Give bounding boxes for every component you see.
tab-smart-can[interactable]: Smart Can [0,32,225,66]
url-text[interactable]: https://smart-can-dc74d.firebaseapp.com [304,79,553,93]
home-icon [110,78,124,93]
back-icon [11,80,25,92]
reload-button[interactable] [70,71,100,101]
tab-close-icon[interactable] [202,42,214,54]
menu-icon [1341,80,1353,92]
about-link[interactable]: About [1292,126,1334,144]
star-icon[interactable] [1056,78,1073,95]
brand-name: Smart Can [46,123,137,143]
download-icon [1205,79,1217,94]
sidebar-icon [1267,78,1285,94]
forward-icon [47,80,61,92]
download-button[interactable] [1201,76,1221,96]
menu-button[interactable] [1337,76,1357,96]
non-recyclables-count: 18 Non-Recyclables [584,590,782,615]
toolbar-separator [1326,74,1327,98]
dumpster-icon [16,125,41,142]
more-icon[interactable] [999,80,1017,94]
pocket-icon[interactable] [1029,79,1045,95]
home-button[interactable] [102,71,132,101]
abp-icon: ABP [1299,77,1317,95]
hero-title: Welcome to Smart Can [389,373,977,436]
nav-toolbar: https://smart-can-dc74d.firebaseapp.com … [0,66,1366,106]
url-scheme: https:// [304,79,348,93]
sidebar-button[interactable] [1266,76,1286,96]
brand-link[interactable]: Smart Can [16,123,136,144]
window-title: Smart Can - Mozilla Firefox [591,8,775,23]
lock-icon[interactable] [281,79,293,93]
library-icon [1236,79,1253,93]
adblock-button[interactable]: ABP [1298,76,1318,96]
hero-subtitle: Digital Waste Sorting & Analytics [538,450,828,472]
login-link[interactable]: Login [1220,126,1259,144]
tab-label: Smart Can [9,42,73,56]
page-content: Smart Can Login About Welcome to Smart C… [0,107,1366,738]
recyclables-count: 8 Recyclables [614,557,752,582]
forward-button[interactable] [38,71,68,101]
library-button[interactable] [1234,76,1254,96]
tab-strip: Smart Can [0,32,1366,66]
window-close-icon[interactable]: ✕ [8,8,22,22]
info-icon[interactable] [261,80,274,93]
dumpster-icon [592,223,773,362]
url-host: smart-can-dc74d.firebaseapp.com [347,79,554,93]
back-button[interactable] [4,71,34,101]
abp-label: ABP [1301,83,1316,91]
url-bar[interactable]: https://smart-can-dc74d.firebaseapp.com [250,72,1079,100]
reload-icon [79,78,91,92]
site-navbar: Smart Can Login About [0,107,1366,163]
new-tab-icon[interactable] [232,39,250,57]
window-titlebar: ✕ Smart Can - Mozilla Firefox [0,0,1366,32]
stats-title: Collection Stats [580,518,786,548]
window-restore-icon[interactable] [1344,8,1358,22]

◆ ◆ ◆ ◆ ◆

Problem details: Write out every line above verbatim, in the same order, from the first through the last.

Task answer:
Give bounding boxes for every component you see.
tab-smart-can[interactable]: Smart Can [0,32,225,66]
url-text[interactable]: https://smart-can-dc74d.firebaseapp.com [304,79,553,93]
home-icon [110,78,124,93]
back-icon [11,80,25,92]
reload-button[interactable] [70,71,100,101]
tab-close-icon[interactable] [202,42,214,54]
menu-icon [1341,80,1353,92]
about-link[interactable]: About [1292,126,1334,144]
star-icon[interactable] [1056,78,1073,95]
brand-name: Smart Can [46,123,137,143]
download-icon [1205,79,1217,94]
sidebar-icon [1267,78,1285,94]
forward-icon [47,80,61,92]
download-button[interactable] [1201,76,1221,96]
menu-button[interactable] [1337,76,1357,96]
non-recyclables-count: 18 Non-Recyclables [584,590,782,615]
toolbar-separator [1326,74,1327,98]
dumpster-icon [16,125,41,142]
more-icon[interactable] [999,80,1017,94]
pocket-icon[interactable] [1029,79,1045,95]
home-button[interactable] [102,71,132,101]
abp-icon: ABP [1299,77,1317,95]
hero-title: Welcome to Smart Can [389,373,977,436]
nav-toolbar: https://smart-can-dc74d.firebaseapp.com … [0,66,1366,106]
url-scheme: https:// [304,79,348,93]
sidebar-button[interactable] [1266,76,1286,96]
brand-link[interactable]: Smart Can [16,123,136,144]
window-title: Smart Can - Mozilla Firefox [591,8,775,23]
lock-icon[interactable] [281,79,293,93]
library-icon [1236,79,1253,93]
adblock-button[interactable]: ABP [1298,76,1318,96]
hero-subtitle: Digital Waste Sorting & Analytics [538,450,828,472]
login-link[interactable]: Login [1220,126,1259,144]
tab-label: Smart Can [9,42,73,56]
page-content: Smart Can Login About Welcome to Smart C… [0,107,1366,738]
recyclables-count: 8 Recyclables [614,557,752,582]
forward-button[interactable] [38,71,68,101]
library-button[interactable] [1234,76,1254,96]
tab-strip: Smart Can [0,32,1366,66]
window-close-icon[interactable]: ✕ [8,8,22,22]
info-icon[interactable] [261,80,274,93]
dumpster-icon [592,223,773,362]
url-host: smart-can-dc74d.firebaseapp.com [347,79,554,93]
back-button[interactable] [4,71,34,101]
abp-label: ABP [1301,83,1316,91]
url-bar[interactable]: https://smart-can-dc74d.firebaseapp.com [250,72,1079,100]
reload-icon [79,78,91,92]
site-navbar: Smart Can Login About [0,107,1366,163]
new-tab-icon[interactable] [232,39,250,57]
window-titlebar: ✕ Smart Can - Mozilla Firefox [0,0,1366,32]
stats-title: Collection Stats [580,518,786,548]
window-restore-icon[interactable] [1344,8,1358,22]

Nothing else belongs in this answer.